Dataset items
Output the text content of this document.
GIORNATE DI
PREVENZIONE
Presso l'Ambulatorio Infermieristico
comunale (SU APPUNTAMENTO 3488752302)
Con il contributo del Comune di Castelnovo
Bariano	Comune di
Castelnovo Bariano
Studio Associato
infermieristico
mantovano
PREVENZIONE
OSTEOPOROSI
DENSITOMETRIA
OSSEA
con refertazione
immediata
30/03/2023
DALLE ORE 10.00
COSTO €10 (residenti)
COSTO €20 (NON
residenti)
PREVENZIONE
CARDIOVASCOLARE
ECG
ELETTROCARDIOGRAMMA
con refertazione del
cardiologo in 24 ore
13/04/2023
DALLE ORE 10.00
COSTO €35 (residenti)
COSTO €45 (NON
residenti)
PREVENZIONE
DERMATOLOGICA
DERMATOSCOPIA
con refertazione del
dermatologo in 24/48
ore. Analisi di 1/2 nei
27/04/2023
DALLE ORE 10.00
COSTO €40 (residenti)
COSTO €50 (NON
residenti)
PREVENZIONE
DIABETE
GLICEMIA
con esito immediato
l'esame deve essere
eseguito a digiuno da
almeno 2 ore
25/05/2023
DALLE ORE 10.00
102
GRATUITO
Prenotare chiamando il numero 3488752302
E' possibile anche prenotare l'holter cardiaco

*WHAT THE TASK REQUIRES*
Find each line holding the string "Castelnovo" and copy it out.

*SOLUTION BELOW*
Con il contributo del Comune di Castelnovo
Castelnovo Bariano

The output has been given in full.